Don't copy the pictures; return every other part of the records exactly.

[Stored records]
[BEGIN]

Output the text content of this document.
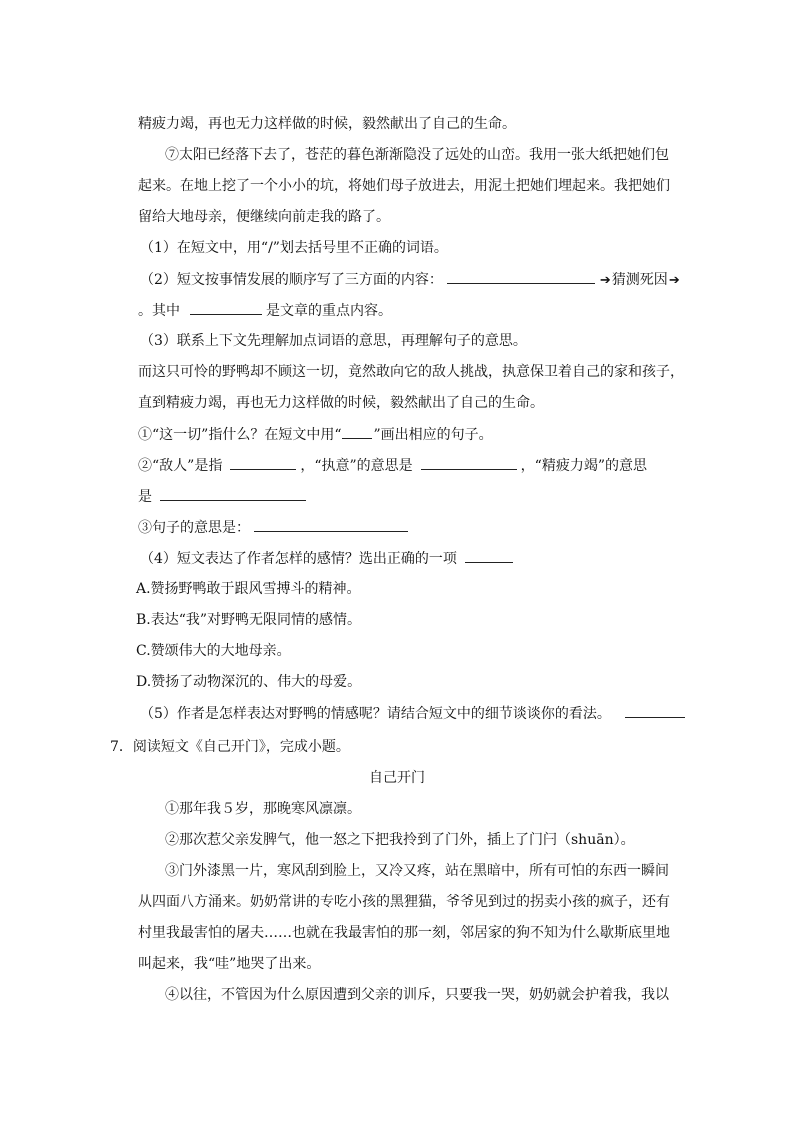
精疲力竭，再也无力这样做的时候，毅然献出了自己的生命。
⑦太阳已经落下去了，苍茫的暮色渐渐隐没了远处的山峦。我用一张大纸把她们包
起来。在地上挖了一个小小的坑，将她们母子放进去，用泥土把她们埋起来。我把她们
留给大地母亲，便继续向前走我的路了。
（1）在短文中，用“/”划去括号里不正确的词语。
（2）短文按事情发展的顺序写了三方面的内容：	➔猜测死因➔
。其中	是文章的重点内容。
（3）联系上下文先理解加点词语的意思，再理解句子的意思。
而这只可怜的野鸭却不顾这一切，竟然敢向它的敌人挑战，执意保卫着自己的家和孩子，
直到精疲力竭，再也无力这样做的时候，毅然献出了自己的生命。
①“这一切”指什么？在短文中用“ ”画出相应的句子。
②“敌人”是指	，“执意”的意思是	，“精疲力竭”的意思
是
③句子的意思是：
（4）短文表达了作者怎样的感情？选出正确的一项
A.赞扬野鸭敢于跟风雪搏斗的精神。
B.表达“我”对野鸭无限同情的感情。
C.赞颂伟大的大地母亲。
D.赞扬了动物深沉的、伟大的母爱。
（5）作者是怎样表达对野鸭的情感呢？请结合短文中的细节谈谈你的看法。
7．阅读短文《自己开门》，完成小题。
自己开门
①那年我５岁，那晚寒风凛凛。
②那次惹父亲发脾气，他一怒之下把我拎到了门外，插上了门闩（shuān）。
③门外漆黑一片，寒风刮到脸上，又冷又疼，站在黑暗中，所有可怕的东西一瞬间
从四面八方涌来。奶奶常讲的专吃小孩的黑狸猫，爷爷见到过的拐卖小孩的疯子，还有
村里我最害怕的屠夫……也就在我最害怕的那一刻，邻居家的狗不知为什么歇斯底里地
叫起来，我“哇”地哭了出来。
④以往，不管因为什么原因遭到父亲的训斥，只要我一哭，奶奶就会护着我，我以
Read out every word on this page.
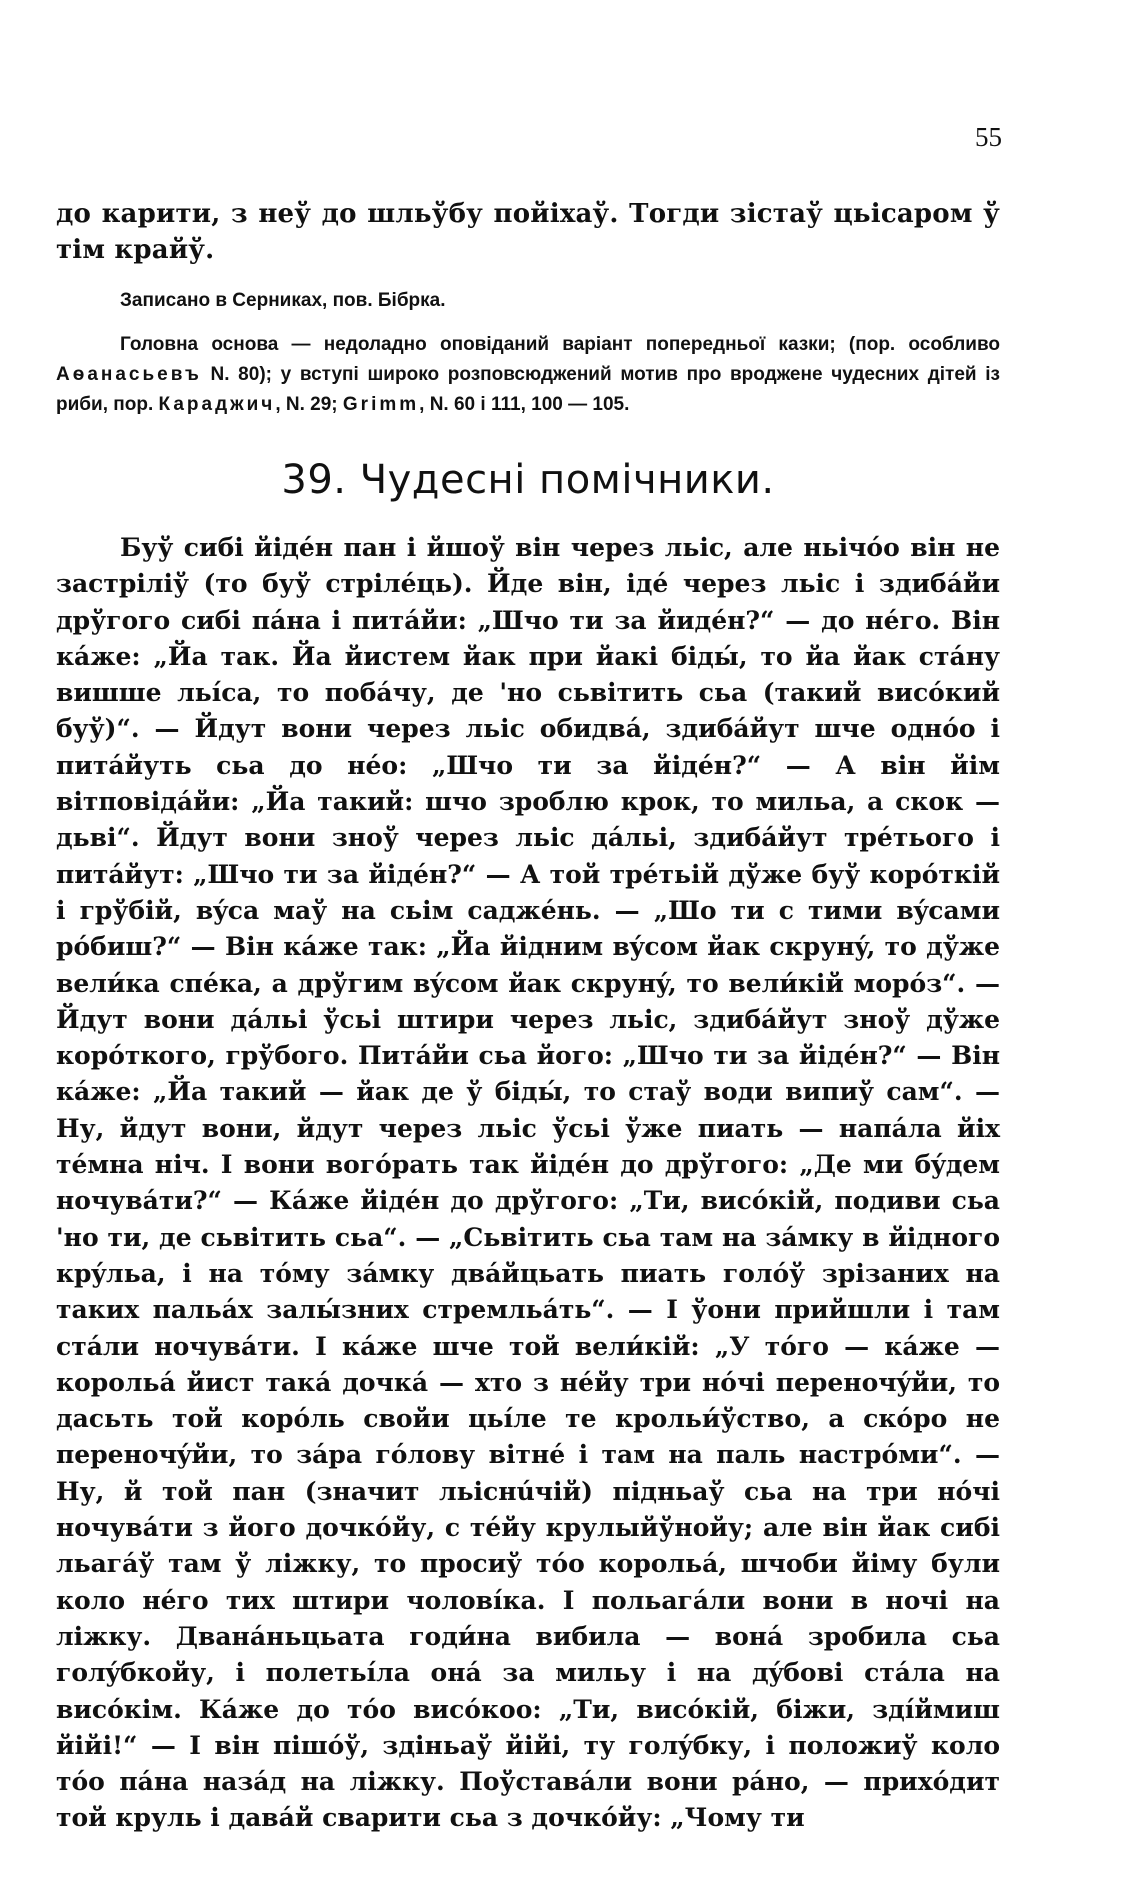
55

до карити, з неў до шльўбу пойіхаў. Тогди зістаў цьісаром ў тім крайў.

Записано в Серниках, пов. Бібрка.

Головна основа — недоладно оповіданий варіант попередньої казки; (пор. особливо Аѳанасьевъ N. 80); у вступі широко розповсюджений мотив про вроджене чудесних дітей із риби, пор. Караджич, N. 29; Grimm, N. 60 і 111, 100 — 105.

39. Чудесні помічники.

Буў сибі йідéн пан і йшоў він через льіс, але ньічóо він не застріліў (то буў стрілéць). Йде він, ідé через льіс і здибáйи дрўгого сибі пáна і питáйи: „Шчо ти за йидéн?“ — до нéго. Він кáже: „Йа так. Йа йистем йак при йакі біды́, то йа йак стáну вишше льíса, то побáчу, де 'но сьвітить сьа (такий висóкий буў)“. — Йдут вони через льіс обидвá, здибáйут шче однóо і питáйуть сьа до нéо: „Шчо ти за йідéн?“ — А він йім вітповідáйи: „Йа такий: шчо зроблю крок, то мильа, а скок — дьві“. Йдут вони зноў через льіс дáльі, здибáйут трéтього і питáйут: „Шчо ти за йідéн?“ — А той трéтьій дўже буў корóткій і грўбій, вýса маў на сьім саджéнь. — „Шо ти с тими вýсами рóбиш?“ — Він кáже так: „Йа йідним вýсом йак скрунý, то дўже вели́ка спéка, а дрўгим вýсом йак скрунý, то вели́кій морóз“. — Йдут вони дáльі ўсьі штири через льіс, здибáйут зноў дўже корóткого, грўбого. Питáйи сьа його: „Шчо ти за йідéн?“ — Він кáже: „Йа такий — йак де ў біды́, то стаў води випиў сам“. — Ну, йдут вони, йдут через льіс ўсьі ўже пиать — напáла йіх тéмна ніч. І вони вогóрать так йідéн до дрўгого: „Де ми бýдем ночувáти?“ — Кáже йідéн до дрўгого: „Ти, висóкій, подиви сьа 'но ти, де сьвітить сьа“. — „Сьвітить сьа там на зáмку в йідного крýльа, і на тóму зáмку двáйцьать пиать голóў зрізаних на таких пальáх залы́зних стремльáть“. — І ўони прийшли і там стáли ночувáти. І кáже шче той вели́кій: „У тóго — кáже — корольá йист такá дочкá — хто з нéйу три нóчі переночýйи, то дасьть той корóль свойи цьíле те крольи́ўство, а скóро не переночýйи, то зáра гóлову вітнé і там на паль настрóми“. — Ну, й той пан (значит льіснúчій) підньаў сьа на три нóчі ночувáти з його дочкóйу, с тéйу крулыйўнойу; але він йак сибі льагáў там ў ліжку, то просиў тóо корольá, шчоби йіму були коло нéго тих штири чоловíка. І польагáли вони в ночі на ліжку. Дванáньцьата годи́на вибила — вонá зробила сьа голýбкойу, і полетьíла онá за мильу і на дýбові стáла на висóкім. Кáже до тóо висóкоо: „Ти, висóкій, біжи, здíймиш йійі!“ — І він пішóў, здіньаў йійі, ту голýбку, і положиў коло тóо пáна назáд на ліжку. Поўставáли вони рáно, — прихóдит той круль і давáй сварити сьа з дочкóйу: „Чому ти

[END]

Result of the task
Output the text content of this document.
精疲力竭，再也无力这样做的时候，毅然献出了自己的生命。
⑦太阳已经落下去了，苍茫的暮色渐渐隐没了远处的山峦。我用一张大纸把她们包
起来。在地上挖了一个小小的坑，将她们母子放进去，用泥土把她们埋起来。我把她们
留给大地母亲，便继续向前走我的路了。
（1）在短文中，用“/”划去括号里不正确的词语。
（2）短文按事情发展的顺序写了三方面的内容：	➔猜测死因➔
。其中	是文章的重点内容。
（3）联系上下文先理解加点词语的意思，再理解句子的意思。
而这只可怜的野鸭却不顾这一切，竟然敢向它的敌人挑战，执意保卫着自己的家和孩子，
直到精疲力竭，再也无力这样做的时候，毅然献出了自己的生命。
①“这一切”指什么？在短文中用“ ”画出相应的句子。
②“敌人”是指	，“执意”的意思是	，“精疲力竭”的意思
是
③句子的意思是：
（4）短文表达了作者怎样的感情？选出正确的一项
A.赞扬野鸭敢于跟风雪搏斗的精神。
B.表达“我”对野鸭无限同情的感情。
C.赞颂伟大的大地母亲。
D.赞扬了动物深沉的、伟大的母爱。
（5）作者是怎样表达对野鸭的情感呢？请结合短文中的细节谈谈你的看法。
7．阅读短文《自己开门》，完成小题。
自己开门
①那年我５岁，那晚寒风凛凛。
②那次惹父亲发脾气，他一怒之下把我拎到了门外，插上了门闩（shuān）。
③门外漆黑一片，寒风刮到脸上，又冷又疼，站在黑暗中，所有可怕的东西一瞬间
从四面八方涌来。奶奶常讲的专吃小孩的黑狸猫，爷爷见到过的拐卖小孩的疯子，还有
村里我最害怕的屠夫……也就在我最害怕的那一刻，邻居家的狗不知为什么歇斯底里地
叫起来，我“哇”地哭了出来。
④以往，不管因为什么原因遭到父亲的训斥，只要我一哭，奶奶就会护着我，我以
Read out every word on this page.
55

до карити, з неў до шльўбу пойіхаў. Тогди зістаў цьісаром ў тім крайў.

Записано в Серниках, пов. Бібрка.

Головна основа — недоладно оповіданий варіант попередньої казки; (пор. особливо Аѳанасьевъ N. 80); у вступі широко розповсюджений мотив про вроджене чудесних дітей із риби, пор. Караджич, N. 29; Grimm, N. 60 і 111, 100 — 105.

39. Чудесні помічники.

Буў сибі йідéн пан і йшоў він через льіс, але ньічóо він не застріліў (то буў стрілéць). Йде він, ідé через льіс і здибáйи дрўгого сибі пáна і питáйи: „Шчо ти за йидéн?“ — до нéго. Він кáже: „Йа так. Йа йистем йак при йакі біды́, то йа йак стáну вишше льíса, то побáчу, де 'но сьвітить сьа (такий висóкий буў)“. — Йдут вони через льіс обидвá, здибáйут шче однóо і питáйуть сьа до нéо: „Шчо ти за йідéн?“ — А він йім вітповідáйи: „Йа такий: шчо зроблю крок, то мильа, а скок — дьві“. Йдут вони зноў через льіс дáльі, здибáйут трéтього і питáйут: „Шчо ти за йідéн?“ — А той трéтьій дўже буў корóткій і грўбій, вýса маў на сьім саджéнь. — „Шо ти с тими вýсами рóбиш?“ — Він кáже так: „Йа йідним вýсом йак скрунý, то дўже вели́ка спéка, а дрўгим вýсом йак скрунý, то вели́кій морóз“. — Йдут вони дáльі ўсьі штири через льіс, здибáйут зноў дўже корóткого, грўбого. Питáйи сьа його: „Шчо ти за йідéн?“ — Він кáже: „Йа такий — йак де ў біды́, то стаў води випиў сам“. — Ну, йдут вони, йдут через льіс ўсьі ўже пиать — напáла йіх тéмна ніч. І вони вогóрать так йідéн до дрўгого: „Де ми бýдем ночувáти?“ — Кáже йідéн до дрўгого: „Ти, висóкій, подиви сьа 'но ти, де сьвітить сьа“. — „Сьвітить сьа там на зáмку в йідного крýльа, і на тóму зáмку двáйцьать пиать голóў зрізаних на таких пальáх залы́зних стремльáть“. — І ўони прийшли і там стáли ночувáти. І кáже шче той вели́кій: „У тóго — кáже — корольá йист такá дочкá — хто з нéйу три нóчі переночýйи, то дасьть той корóль свойи цьíле те крольи́ўство, а скóро не переночýйи, то зáра гóлову вітнé і там на паль настрóми“. — Ну, й той пан (значит льіснúчій) підньаў сьа на три нóчі ночувáти з його дочкóйу, с тéйу крулыйўнойу; але він йак сибі льагáў там ў ліжку, то просиў тóо корольá, шчоби йіму були коло нéго тих штири чоловíка. І польагáли вони в ночі на ліжку. Дванáньцьата годи́на вибила — вонá зробила сьа голýбкойу, і полетьíла онá за мильу і на дýбові стáла на висóкім. Кáже до тóо висóкоо: „Ти, висóкій, біжи, здíймиш йійі!“ — І він пішóў, здіньаў йійі, ту голýбку, і положиў коло тóо пáна назáд на ліжку. Поўставáли вони рáно, — прихóдит той круль і давáй сварити сьа з дочкóйу: „Чому ти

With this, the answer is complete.